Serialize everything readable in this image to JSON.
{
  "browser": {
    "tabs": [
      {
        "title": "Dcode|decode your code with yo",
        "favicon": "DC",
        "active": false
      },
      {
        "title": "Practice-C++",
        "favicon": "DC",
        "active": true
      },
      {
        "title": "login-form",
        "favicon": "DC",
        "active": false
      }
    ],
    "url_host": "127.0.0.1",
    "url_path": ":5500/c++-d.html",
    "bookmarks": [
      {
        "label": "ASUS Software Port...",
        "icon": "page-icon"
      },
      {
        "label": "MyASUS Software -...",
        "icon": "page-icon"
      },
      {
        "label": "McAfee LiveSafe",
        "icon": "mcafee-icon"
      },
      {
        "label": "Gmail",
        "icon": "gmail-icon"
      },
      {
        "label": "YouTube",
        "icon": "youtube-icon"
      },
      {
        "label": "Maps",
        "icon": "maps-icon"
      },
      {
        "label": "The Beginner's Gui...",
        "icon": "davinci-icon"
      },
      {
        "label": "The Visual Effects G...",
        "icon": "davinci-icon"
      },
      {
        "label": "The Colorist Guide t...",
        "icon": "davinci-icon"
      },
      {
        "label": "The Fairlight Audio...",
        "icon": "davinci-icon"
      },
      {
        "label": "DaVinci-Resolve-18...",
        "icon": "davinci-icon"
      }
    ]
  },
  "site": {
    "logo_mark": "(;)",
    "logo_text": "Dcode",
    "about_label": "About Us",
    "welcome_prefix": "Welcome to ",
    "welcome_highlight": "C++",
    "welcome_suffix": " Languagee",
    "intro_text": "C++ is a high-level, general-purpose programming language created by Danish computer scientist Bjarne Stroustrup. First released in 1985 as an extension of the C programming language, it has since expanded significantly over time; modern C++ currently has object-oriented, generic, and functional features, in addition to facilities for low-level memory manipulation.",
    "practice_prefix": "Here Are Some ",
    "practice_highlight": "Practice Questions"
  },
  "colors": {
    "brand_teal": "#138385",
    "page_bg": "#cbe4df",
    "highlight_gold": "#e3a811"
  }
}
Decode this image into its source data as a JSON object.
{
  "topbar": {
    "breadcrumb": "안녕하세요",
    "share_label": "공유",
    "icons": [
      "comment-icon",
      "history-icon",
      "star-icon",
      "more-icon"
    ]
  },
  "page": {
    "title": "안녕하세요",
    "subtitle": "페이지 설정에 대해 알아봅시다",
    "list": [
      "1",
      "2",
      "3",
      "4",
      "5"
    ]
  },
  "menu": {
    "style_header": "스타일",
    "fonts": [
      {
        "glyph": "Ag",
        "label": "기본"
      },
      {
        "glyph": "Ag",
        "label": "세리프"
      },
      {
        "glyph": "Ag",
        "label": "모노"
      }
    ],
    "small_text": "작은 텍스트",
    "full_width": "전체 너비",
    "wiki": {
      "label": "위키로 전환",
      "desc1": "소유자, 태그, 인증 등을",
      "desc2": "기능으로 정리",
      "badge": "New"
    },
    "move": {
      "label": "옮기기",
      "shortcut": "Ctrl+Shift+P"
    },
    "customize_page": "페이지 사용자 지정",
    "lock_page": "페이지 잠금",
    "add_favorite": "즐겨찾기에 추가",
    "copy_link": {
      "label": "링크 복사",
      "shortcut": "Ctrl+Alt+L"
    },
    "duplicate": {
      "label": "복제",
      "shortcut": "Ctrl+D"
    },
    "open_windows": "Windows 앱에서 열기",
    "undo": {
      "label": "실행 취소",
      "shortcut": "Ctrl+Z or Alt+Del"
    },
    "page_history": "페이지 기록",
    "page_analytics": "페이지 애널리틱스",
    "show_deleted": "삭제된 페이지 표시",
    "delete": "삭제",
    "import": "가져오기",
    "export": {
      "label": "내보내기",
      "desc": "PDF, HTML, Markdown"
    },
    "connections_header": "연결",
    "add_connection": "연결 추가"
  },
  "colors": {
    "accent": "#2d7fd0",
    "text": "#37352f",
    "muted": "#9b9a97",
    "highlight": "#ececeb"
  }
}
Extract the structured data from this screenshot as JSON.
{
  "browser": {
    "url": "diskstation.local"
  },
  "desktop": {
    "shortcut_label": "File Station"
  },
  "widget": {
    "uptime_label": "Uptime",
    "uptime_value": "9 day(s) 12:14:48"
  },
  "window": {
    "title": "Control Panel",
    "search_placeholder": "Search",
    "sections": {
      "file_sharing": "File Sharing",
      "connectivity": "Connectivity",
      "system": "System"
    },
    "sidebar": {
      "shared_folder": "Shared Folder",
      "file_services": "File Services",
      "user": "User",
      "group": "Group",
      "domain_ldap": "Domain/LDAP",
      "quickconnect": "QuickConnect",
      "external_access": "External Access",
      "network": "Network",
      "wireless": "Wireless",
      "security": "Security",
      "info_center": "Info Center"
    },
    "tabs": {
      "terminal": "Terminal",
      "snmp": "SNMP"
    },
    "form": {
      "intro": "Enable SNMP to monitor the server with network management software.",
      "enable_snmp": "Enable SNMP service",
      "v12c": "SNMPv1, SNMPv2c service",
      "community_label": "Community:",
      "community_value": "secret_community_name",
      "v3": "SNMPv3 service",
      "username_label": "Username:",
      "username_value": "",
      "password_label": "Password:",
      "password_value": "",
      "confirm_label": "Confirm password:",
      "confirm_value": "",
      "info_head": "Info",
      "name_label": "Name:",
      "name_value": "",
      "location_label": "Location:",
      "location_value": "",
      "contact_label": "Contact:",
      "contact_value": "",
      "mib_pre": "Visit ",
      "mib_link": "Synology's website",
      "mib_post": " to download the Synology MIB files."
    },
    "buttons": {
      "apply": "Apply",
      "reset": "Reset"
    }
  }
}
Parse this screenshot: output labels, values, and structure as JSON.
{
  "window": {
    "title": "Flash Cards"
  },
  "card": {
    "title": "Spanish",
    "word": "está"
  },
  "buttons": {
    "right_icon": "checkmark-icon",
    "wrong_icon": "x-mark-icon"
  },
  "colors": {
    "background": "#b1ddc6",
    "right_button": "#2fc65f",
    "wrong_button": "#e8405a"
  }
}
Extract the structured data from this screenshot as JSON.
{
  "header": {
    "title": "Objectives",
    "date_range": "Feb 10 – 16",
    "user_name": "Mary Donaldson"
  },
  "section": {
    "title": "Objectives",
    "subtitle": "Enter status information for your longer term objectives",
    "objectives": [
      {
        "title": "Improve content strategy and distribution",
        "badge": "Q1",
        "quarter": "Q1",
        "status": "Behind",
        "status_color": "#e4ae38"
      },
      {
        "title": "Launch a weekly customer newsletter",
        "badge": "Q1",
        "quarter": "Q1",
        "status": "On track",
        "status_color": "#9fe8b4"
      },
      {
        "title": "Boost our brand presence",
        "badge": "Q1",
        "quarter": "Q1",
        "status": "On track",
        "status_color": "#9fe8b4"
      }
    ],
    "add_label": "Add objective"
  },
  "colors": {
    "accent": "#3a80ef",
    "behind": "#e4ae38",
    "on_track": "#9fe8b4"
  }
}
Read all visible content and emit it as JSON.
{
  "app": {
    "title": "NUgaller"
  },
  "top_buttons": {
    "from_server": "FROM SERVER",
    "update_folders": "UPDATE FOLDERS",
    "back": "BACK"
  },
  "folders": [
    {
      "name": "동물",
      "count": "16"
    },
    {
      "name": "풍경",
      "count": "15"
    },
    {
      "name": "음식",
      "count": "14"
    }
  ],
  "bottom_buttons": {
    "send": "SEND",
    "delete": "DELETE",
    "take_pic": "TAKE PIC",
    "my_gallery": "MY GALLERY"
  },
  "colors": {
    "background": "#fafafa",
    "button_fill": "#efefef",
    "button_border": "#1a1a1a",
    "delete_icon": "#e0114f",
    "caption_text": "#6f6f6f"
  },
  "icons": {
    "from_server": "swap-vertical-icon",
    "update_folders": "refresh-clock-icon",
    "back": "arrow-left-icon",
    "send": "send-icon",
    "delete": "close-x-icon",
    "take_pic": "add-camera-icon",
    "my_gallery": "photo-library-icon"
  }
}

> TO DO
Find every line in the records above that holds the word "subtitle", and copy each one.

> ANSWER TO THE PROBLEM
    "subtitle": "페이지 설정에 대해 알아봅시다",
    "subtitle": "Enter status information for your longer term objectives",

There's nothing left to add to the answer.